(Items listed in a dataset)
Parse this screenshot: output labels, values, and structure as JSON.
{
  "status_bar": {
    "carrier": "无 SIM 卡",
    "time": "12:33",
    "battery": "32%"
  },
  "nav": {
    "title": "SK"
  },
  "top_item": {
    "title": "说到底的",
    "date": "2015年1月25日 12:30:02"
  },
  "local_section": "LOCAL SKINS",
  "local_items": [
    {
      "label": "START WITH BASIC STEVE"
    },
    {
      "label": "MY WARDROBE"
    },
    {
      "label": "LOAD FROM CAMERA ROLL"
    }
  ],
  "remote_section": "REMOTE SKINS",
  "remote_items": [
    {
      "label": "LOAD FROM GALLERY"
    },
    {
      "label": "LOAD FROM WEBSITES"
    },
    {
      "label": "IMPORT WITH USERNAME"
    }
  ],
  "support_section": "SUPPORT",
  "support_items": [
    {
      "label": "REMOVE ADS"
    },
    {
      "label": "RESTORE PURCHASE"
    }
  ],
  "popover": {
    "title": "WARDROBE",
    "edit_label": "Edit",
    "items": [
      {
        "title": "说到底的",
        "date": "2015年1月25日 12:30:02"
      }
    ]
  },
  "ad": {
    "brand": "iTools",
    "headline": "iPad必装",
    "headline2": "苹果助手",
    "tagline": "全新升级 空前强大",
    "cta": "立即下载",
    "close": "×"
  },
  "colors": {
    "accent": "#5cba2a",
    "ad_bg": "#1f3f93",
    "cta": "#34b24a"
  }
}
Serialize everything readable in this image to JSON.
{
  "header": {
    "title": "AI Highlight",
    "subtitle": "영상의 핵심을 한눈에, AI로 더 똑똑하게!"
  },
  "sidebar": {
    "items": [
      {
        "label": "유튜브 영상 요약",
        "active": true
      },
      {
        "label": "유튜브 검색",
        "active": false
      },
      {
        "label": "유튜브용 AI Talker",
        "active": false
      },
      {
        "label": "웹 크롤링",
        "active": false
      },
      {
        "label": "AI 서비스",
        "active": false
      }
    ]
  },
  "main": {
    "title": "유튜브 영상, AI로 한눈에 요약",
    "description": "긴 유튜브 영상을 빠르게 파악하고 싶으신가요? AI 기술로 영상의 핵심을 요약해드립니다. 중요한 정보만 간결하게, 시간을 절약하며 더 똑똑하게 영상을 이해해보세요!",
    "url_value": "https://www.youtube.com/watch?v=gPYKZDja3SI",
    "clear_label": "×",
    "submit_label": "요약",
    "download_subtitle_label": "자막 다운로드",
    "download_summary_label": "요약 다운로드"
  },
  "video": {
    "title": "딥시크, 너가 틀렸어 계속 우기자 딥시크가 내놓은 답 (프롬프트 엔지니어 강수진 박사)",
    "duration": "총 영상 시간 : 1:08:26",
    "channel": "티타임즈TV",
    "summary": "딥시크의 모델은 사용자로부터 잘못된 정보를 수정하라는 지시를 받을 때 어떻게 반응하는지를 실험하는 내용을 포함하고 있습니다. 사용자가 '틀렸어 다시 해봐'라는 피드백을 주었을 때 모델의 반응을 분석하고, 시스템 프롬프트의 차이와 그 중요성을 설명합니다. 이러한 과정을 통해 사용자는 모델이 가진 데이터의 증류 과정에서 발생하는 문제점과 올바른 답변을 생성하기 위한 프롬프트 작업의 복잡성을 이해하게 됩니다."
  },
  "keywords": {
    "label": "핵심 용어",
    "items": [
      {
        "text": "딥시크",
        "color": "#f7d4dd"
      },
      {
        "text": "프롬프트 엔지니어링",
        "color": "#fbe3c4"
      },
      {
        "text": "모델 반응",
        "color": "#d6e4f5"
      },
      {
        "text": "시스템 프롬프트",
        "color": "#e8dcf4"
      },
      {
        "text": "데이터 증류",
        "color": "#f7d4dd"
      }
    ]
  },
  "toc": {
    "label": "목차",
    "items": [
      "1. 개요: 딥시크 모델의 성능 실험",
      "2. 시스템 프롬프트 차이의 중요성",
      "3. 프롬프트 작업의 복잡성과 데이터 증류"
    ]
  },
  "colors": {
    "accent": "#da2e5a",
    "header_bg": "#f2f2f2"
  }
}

Required work:
Return all of the entries word for word.

Worked solution:
Parse this screenshot: output labels, values, and structure as JSON.
{
  "status_bar": {
    "carrier": "无 SIM 卡",
    "time": "12:33",
    "battery": "32%"
  },
  "nav": {
    "title": "SK"
  },
  "top_item": {
    "title": "说到底的",
    "date": "2015年1月25日 12:30:02"
  },
  "local_section": "LOCAL SKINS",
  "local_items": [
    {
      "label": "START WITH BASIC STEVE"
    },
    {
      "label": "MY WARDROBE"
    },
    {
      "label": "LOAD FROM CAMERA ROLL"
    }
  ],
  "remote_section": "REMOTE SKINS",
  "remote_items": [
    {
      "label": "LOAD FROM GALLERY"
    },
    {
      "label": "LOAD FROM WEBSITES"
    },
    {
      "label": "IMPORT WITH USERNAME"
    }
  ],
  "support_section": "SUPPORT",
  "support_items": [
    {
      "label": "REMOVE ADS"
    },
    {
      "label": "RESTORE PURCHASE"
    }
  ],
  "popover": {
    "title": "WARDROBE",
    "edit_label": "Edit",
    "items": [
      {
        "title": "说到底的",
        "date": "2015年1月25日 12:30:02"
      }
    ]
  },
  "ad": {
    "brand": "iTools",
    "headline": "iPad必装",
    "headline2": "苹果助手",
    "tagline": "全新升级 空前强大",
    "cta": "立即下载",
    "close": "×"
  },
  "colors": {
    "accent": "#5cba2a",
    "ad_bg": "#1f3f93",
    "cta": "#34b24a"
  }
}
Serialize everything readable in this image to JSON.
{
  "header": {
    "title": "AI Highlight",
    "subtitle": "영상의 핵심을 한눈에, AI로 더 똑똑하게!"
  },
  "sidebar": {
    "items": [
      {
        "label": "유튜브 영상 요약",
        "active": true
      },
      {
        "label": "유튜브 검색",
        "active": false
      },
      {
        "label": "유튜브용 AI Talker",
        "active": false
      },
      {
        "label": "웹 크롤링",
        "active": false
      },
      {
        "label": "AI 서비스",
        "active": false
      }
    ]
  },
  "main": {
    "title": "유튜브 영상, AI로 한눈에 요약",
    "description": "긴 유튜브 영상을 빠르게 파악하고 싶으신가요? AI 기술로 영상의 핵심을 요약해드립니다. 중요한 정보만 간결하게, 시간을 절약하며 더 똑똑하게 영상을 이해해보세요!",
    "url_value": "https://www.youtube.com/watch?v=gPYKZDja3SI",
    "clear_label": "×",
    "submit_label": "요약",
    "download_subtitle_label": "자막 다운로드",
    "download_summary_label": "요약 다운로드"
  },
  "video": {
    "title": "딥시크, 너가 틀렸어 계속 우기자 딥시크가 내놓은 답 (프롬프트 엔지니어 강수진 박사)",
    "duration": "총 영상 시간 : 1:08:26",
    "channel": "티타임즈TV",
    "summary": "딥시크의 모델은 사용자로부터 잘못된 정보를 수정하라는 지시를 받을 때 어떻게 반응하는지를 실험하는 내용을 포함하고 있습니다. 사용자가 '틀렸어 다시 해봐'라는 피드백을 주었을 때 모델의 반응을 분석하고, 시스템 프롬프트의 차이와 그 중요성을 설명합니다. 이러한 과정을 통해 사용자는 모델이 가진 데이터의 증류 과정에서 발생하는 문제점과 올바른 답변을 생성하기 위한 프롬프트 작업의 복잡성을 이해하게 됩니다."
  },
  "keywords": {
    "label": "핵심 용어",
    "items": [
      {
        "text": "딥시크",
        "color": "#f7d4dd"
      },
      {
        "text": "프롬프트 엔지니어링",
        "color": "#fbe3c4"
      },
      {
        "text": "모델 반응",
        "color": "#d6e4f5"
      },
      {
        "text": "시스템 프롬프트",
        "color": "#e8dcf4"
      },
      {
        "text": "데이터 증류",
        "color": "#f7d4dd"
      }
    ]
  },
  "toc": {
    "label": "목차",
    "items": [
      "1. 개요: 딥시크 모델의 성능 실험",
      "2. 시스템 프롬프트 차이의 중요성",
      "3. 프롬프트 작업의 복잡성과 데이터 증류"
    ]
  },
  "colors": {
    "accent": "#da2e5a",
    "header_bg": "#f2f2f2"
  }
}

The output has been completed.